**** RECORD EXTRACTS ****

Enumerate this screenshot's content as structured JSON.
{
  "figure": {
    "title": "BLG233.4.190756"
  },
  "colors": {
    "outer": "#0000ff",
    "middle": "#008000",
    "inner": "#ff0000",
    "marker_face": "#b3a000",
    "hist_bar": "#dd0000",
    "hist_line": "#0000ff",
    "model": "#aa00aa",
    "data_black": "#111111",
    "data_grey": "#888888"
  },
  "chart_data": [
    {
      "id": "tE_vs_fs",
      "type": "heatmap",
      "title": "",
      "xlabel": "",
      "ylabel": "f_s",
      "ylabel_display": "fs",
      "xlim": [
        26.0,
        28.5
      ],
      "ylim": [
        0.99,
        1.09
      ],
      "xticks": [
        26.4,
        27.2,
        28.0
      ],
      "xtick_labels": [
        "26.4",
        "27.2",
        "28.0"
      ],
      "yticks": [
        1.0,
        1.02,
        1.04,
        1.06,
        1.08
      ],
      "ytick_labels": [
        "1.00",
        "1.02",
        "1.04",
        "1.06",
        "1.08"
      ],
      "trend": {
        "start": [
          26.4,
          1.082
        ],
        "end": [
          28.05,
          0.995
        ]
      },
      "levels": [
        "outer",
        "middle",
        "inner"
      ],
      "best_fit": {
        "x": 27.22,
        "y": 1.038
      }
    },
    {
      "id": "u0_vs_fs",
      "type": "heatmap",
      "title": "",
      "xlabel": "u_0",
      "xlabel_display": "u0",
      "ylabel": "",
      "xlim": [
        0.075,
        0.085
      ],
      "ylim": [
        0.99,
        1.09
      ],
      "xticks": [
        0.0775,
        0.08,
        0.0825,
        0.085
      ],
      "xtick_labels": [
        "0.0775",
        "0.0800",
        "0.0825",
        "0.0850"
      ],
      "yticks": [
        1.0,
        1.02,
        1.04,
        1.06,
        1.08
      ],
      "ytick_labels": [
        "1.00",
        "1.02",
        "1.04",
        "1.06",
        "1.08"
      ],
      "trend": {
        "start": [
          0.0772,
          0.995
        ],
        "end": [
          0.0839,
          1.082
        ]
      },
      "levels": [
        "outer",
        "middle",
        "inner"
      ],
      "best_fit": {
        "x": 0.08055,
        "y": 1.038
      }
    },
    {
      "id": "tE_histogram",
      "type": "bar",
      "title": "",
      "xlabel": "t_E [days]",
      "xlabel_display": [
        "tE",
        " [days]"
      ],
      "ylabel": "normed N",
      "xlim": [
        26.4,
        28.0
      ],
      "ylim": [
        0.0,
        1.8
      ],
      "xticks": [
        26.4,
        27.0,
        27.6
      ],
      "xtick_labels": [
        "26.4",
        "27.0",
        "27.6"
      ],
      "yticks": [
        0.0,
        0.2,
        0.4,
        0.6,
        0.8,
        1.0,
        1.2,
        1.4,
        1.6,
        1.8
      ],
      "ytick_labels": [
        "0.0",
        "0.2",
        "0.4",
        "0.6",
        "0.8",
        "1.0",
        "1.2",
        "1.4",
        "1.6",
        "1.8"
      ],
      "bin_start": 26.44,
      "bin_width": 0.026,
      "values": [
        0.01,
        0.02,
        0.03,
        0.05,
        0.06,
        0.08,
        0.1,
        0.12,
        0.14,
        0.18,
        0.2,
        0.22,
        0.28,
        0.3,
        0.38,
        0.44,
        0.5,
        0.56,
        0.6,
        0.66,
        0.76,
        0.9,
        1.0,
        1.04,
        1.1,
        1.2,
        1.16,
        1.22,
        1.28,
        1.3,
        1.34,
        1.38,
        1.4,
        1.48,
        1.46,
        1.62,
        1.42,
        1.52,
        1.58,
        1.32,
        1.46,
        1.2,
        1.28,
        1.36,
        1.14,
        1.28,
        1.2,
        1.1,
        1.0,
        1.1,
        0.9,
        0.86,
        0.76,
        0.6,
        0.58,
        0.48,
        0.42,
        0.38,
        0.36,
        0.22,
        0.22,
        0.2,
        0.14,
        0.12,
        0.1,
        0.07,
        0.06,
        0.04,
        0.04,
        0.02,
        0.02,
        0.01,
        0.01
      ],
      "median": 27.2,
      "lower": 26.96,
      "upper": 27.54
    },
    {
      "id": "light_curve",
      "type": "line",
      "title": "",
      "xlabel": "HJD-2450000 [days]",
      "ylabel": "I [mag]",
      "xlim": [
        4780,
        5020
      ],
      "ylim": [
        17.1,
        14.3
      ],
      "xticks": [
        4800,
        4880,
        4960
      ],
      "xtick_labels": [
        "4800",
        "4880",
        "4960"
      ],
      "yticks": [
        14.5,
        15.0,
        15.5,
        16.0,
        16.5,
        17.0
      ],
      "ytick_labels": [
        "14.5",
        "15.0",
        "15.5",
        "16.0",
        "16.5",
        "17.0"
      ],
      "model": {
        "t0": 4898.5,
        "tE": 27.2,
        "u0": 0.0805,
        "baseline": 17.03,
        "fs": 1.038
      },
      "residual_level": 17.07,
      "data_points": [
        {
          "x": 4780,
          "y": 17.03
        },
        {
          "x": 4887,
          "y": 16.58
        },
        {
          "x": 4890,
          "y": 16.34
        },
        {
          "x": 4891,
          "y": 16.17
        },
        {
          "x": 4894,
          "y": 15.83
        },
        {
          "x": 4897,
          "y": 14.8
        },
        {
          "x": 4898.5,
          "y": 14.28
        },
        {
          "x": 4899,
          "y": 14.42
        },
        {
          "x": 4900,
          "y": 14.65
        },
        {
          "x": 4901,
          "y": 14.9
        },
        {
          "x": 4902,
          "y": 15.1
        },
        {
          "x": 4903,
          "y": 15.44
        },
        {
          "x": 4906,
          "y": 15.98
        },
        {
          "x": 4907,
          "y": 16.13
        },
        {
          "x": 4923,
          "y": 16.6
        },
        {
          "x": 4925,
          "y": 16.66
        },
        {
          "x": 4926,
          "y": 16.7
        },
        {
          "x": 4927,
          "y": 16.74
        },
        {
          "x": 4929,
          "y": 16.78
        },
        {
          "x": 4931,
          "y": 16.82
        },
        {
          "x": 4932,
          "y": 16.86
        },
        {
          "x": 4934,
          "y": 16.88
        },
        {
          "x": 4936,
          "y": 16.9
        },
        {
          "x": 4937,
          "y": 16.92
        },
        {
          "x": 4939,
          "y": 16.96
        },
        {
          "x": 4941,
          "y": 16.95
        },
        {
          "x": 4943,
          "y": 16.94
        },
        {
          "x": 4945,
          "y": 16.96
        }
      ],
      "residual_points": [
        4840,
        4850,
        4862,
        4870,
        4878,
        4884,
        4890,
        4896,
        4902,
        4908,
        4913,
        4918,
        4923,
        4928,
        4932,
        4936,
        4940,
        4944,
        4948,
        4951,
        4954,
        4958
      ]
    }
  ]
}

****

Make an exact copy of all the data.

◆ COMPLETE OUTPUT
Enumerate this screenshot's content as structured JSON.
{
  "figure": {
    "title": "BLG233.4.190756"
  },
  "colors": {
    "outer": "#0000ff",
    "middle": "#008000",
    "inner": "#ff0000",
    "marker_face": "#b3a000",
    "hist_bar": "#dd0000",
    "hist_line": "#0000ff",
    "model": "#aa00aa",
    "data_black": "#111111",
    "data_grey": "#888888"
  },
  "chart_data": [
    {
      "id": "tE_vs_fs",
      "type": "heatmap",
      "title": "",
      "xlabel": "",
      "ylabel": "f_s",
      "ylabel_display": "fs",
      "xlim": [
        26.0,
        28.5
      ],
      "ylim": [
        0.99,
        1.09
      ],
      "xticks": [
        26.4,
        27.2,
        28.0
      ],
      "xtick_labels": [
        "26.4",
        "27.2",
        "28.0"
      ],
      "yticks": [
        1.0,
        1.02,
        1.04,
        1.06,
        1.08
      ],
      "ytick_labels": [
        "1.00",
        "1.02",
        "1.04",
        "1.06",
        "1.08"
      ],
      "trend": {
        "start": [
          26.4,
          1.082
        ],
        "end": [
          28.05,
          0.995
        ]
      },
      "levels": [
        "outer",
        "middle",
        "inner"
      ],
      "best_fit": {
        "x": 27.22,
        "y": 1.038
      }
    },
    {
      "id": "u0_vs_fs",
      "type": "heatmap",
      "title": "",
      "xlabel": "u_0",
      "xlabel_display": "u0",
      "ylabel": "",
      "xlim": [
        0.075,
        0.085
      ],
      "ylim": [
        0.99,
        1.09
      ],
      "xticks": [
        0.0775,
        0.08,
        0.0825,
        0.085
      ],
      "xtick_labels": [
        "0.0775",
        "0.0800",
        "0.0825",
        "0.0850"
      ],
      "yticks": [
        1.0,
        1.02,
        1.04,
        1.06,
        1.08
      ],
      "ytick_labels": [
        "1.00",
        "1.02",
        "1.04",
        "1.06",
        "1.08"
      ],
      "trend": {
        "start": [
          0.0772,
          0.995
        ],
        "end": [
          0.0839,
          1.082
        ]
      },
      "levels": [
        "outer",
        "middle",
        "inner"
      ],
      "best_fit": {
        "x": 0.08055,
        "y": 1.038
      }
    },
    {
      "id": "tE_histogram",
      "type": "bar",
      "title": "",
      "xlabel": "t_E [days]",
      "xlabel_display": [
        "tE",
        " [days]"
      ],
      "ylabel": "normed N",
      "xlim": [
        26.4,
        28.0
      ],
      "ylim": [
        0.0,
        1.8
      ],
      "xticks": [
        26.4,
        27.0,
        27.6
      ],
      "xtick_labels": [
        "26.4",
        "27.0",
        "27.6"
      ],
      "yticks": [
        0.0,
        0.2,
        0.4,
        0.6,
        0.8,
        1.0,
        1.2,
        1.4,
        1.6,
        1.8
      ],
      "ytick_labels": [
        "0.0",
        "0.2",
        "0.4",
        "0.6",
        "0.8",
        "1.0",
        "1.2",
        "1.4",
        "1.6",
        "1.8"
      ],
      "bin_start": 26.44,
      "bin_width": 0.026,
      "values": [
        0.01,
        0.02,
        0.03,
        0.05,
        0.06,
        0.08,
        0.1,
        0.12,
        0.14,
        0.18,
        0.2,
        0.22,
        0.28,
        0.3,
        0.38,
        0.44,
        0.5,
        0.56,
        0.6,
        0.66,
        0.76,
        0.9,
        1.0,
        1.04,
        1.1,
        1.2,
        1.16,
        1.22,
        1.28,
        1.3,
        1.34,
        1.38,
        1.4,
        1.48,
        1.46,
        1.62,
        1.42,
        1.52,
        1.58,
        1.32,
        1.46,
        1.2,
        1.28,
        1.36,
        1.14,
        1.28,
        1.2,
        1.1,
        1.0,
        1.1,
        0.9,
        0.86,
        0.76,
        0.6,
        0.58,
        0.48,
        0.42,
        0.38,
        0.36,
        0.22,
        0.22,
        0.2,
        0.14,
        0.12,
        0.1,
        0.07,
        0.06,
        0.04,
        0.04,
        0.02,
        0.02,
        0.01,
        0.01
      ],
      "median": 27.2,
      "lower": 26.96,
      "upper": 27.54
    },
    {
      "id": "light_curve",
      "type": "line",
      "title": "",
      "xlabel": "HJD-2450000 [days]",
      "ylabel": "I [mag]",
      "xlim": [
        4780,
        5020
      ],
      "ylim": [
        17.1,
        14.3
      ],
      "xticks": [
        4800,
        4880,
        4960
      ],
      "xtick_labels": [
        "4800",
        "4880",
        "4960"
      ],
      "yticks": [
        14.5,
        15.0,
        15.5,
        16.0,
        16.5,
        17.0
      ],
      "ytick_labels": [
        "14.5",
        "15.0",
        "15.5",
        "16.0",
        "16.5",
        "17.0"
      ],
      "model": {
        "t0": 4898.5,
        "tE": 27.2,
        "u0": 0.0805,
        "baseline": 17.03,
        "fs": 1.038
      },
      "residual_level": 17.07,
      "data_points": [
        {
          "x": 4780,
          "y": 17.03
        },
        {
          "x": 4887,
          "y": 16.58
        },
        {
          "x": 4890,
          "y": 16.34
        },
        {
          "x": 4891,
          "y": 16.17
        },
        {
          "x": 4894,
          "y": 15.83
        },
        {
          "x": 4897,
          "y": 14.8
        },
        {
          "x": 4898.5,
          "y": 14.28
        },
        {
          "x": 4899,
          "y": 14.42
        },
        {
          "x": 4900,
          "y": 14.65
        },
        {
          "x": 4901,
          "y": 14.9
        },
        {
          "x": 4902,
          "y": 15.1
        },
        {
          "x": 4903,
          "y": 15.44
        },
        {
          "x": 4906,
          "y": 15.98
        },
        {
          "x": 4907,
          "y": 16.13
        },
        {
          "x": 4923,
          "y": 16.6
        },
        {
          "x": 4925,
          "y": 16.66
        },
        {
          "x": 4926,
          "y": 16.7
        },
        {
          "x": 4927,
          "y": 16.74
        },
        {
          "x": 4929,
          "y": 16.78
        },
        {
          "x": 4931,
          "y": 16.82
        },
        {
          "x": 4932,
          "y": 16.86
        },
        {
          "x": 4934,
          "y": 16.88
        },
        {
          "x": 4936,
          "y": 16.9
        },
        {
          "x": 4937,
          "y": 16.92
        },
        {
          "x": 4939,
          "y": 16.96
        },
        {
          "x": 4941,
          "y": 16.95
        },
        {
          "x": 4943,
          "y": 16.94
        },
        {
          "x": 4945,
          "y": 16.96
        }
      ],
      "residual_points": [
        4840,
        4850,
        4862,
        4870,
        4878,
        4884,
        4890,
        4896,
        4902,
        4908,
        4913,
        4918,
        4923,
        4928,
        4932,
        4936,
        4940,
        4944,
        4948,
        4951,
        4954,
        4958
      ]
    }
  ]
}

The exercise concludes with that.